[Records excerpted from a collection]
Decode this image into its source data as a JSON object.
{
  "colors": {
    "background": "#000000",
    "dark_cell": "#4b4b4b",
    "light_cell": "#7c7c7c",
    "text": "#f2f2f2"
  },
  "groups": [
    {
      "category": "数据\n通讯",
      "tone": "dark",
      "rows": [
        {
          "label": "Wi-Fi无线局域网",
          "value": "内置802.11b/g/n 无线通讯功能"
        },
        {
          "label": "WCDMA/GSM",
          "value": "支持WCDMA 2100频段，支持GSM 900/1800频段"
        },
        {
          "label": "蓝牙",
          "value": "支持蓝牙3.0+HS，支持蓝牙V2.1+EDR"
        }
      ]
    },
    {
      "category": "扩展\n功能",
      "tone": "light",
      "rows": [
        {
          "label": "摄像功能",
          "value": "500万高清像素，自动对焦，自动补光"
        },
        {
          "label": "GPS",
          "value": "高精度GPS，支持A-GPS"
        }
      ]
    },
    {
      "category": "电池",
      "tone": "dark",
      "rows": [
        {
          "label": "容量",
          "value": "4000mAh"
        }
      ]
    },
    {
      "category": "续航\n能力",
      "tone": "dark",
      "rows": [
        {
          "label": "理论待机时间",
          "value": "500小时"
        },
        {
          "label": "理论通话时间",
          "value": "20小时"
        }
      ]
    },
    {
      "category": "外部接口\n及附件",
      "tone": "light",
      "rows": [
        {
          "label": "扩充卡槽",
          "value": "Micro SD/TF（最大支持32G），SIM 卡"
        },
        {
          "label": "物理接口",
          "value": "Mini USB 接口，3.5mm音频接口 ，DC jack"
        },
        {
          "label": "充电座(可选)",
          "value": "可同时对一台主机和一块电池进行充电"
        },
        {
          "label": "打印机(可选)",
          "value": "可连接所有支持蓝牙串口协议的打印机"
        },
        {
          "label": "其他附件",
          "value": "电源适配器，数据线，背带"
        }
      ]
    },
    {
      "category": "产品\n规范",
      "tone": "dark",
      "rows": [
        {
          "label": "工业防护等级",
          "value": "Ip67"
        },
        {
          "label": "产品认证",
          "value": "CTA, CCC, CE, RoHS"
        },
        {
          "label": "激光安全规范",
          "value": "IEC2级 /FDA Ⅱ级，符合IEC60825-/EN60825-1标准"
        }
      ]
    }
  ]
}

» WHAT TO PRODUCE: Reproduce the full listing above, character for character.

» FULL RESPONSE:
Decode this image into its source data as a JSON object.
{
  "colors": {
    "background": "#000000",
    "dark_cell": "#4b4b4b",
    "light_cell": "#7c7c7c",
    "text": "#f2f2f2"
  },
  "groups": [
    {
      "category": "数据\n通讯",
      "tone": "dark",
      "rows": [
        {
          "label": "Wi-Fi无线局域网",
          "value": "内置802.11b/g/n 无线通讯功能"
        },
        {
          "label": "WCDMA/GSM",
          "value": "支持WCDMA 2100频段，支持GSM 900/1800频段"
        },
        {
          "label": "蓝牙",
          "value": "支持蓝牙3.0+HS，支持蓝牙V2.1+EDR"
        }
      ]
    },
    {
      "category": "扩展\n功能",
      "tone": "light",
      "rows": [
        {
          "label": "摄像功能",
          "value": "500万高清像素，自动对焦，自动补光"
        },
        {
          "label": "GPS",
          "value": "高精度GPS，支持A-GPS"
        }
      ]
    },
    {
      "category": "电池",
      "tone": "dark",
      "rows": [
        {
          "label": "容量",
          "value": "4000mAh"
        }
      ]
    },
    {
      "category": "续航\n能力",
      "tone": "dark",
      "rows": [
        {
          "label": "理论待机时间",
          "value": "500小时"
        },
        {
          "label": "理论通话时间",
          "value": "20小时"
        }
      ]
    },
    {
      "category": "外部接口\n及附件",
      "tone": "light",
      "rows": [
        {
          "label": "扩充卡槽",
          "value": "Micro SD/TF（最大支持32G），SIM 卡"
        },
        {
          "label": "物理接口",
          "value": "Mini USB 接口，3.5mm音频接口 ，DC jack"
        },
        {
          "label": "充电座(可选)",
          "value": "可同时对一台主机和一块电池进行充电"
        },
        {
          "label": "打印机(可选)",
          "value": "可连接所有支持蓝牙串口协议的打印机"
        },
        {
          "label": "其他附件",
          "value": "电源适配器，数据线，背带"
        }
      ]
    },
    {
      "category": "产品\n规范",
      "tone": "dark",
      "rows": [
        {
          "label": "工业防护等级",
          "value": "Ip67"
        },
        {
          "label": "产品认证",
          "value": "CTA, CCC, CE, RoHS"
        },
        {
          "label": "激光安全规范",
          "value": "IEC2级 /FDA Ⅱ级，符合IEC60825-/EN60825-1标准"
        }
      ]
    }
  ]
}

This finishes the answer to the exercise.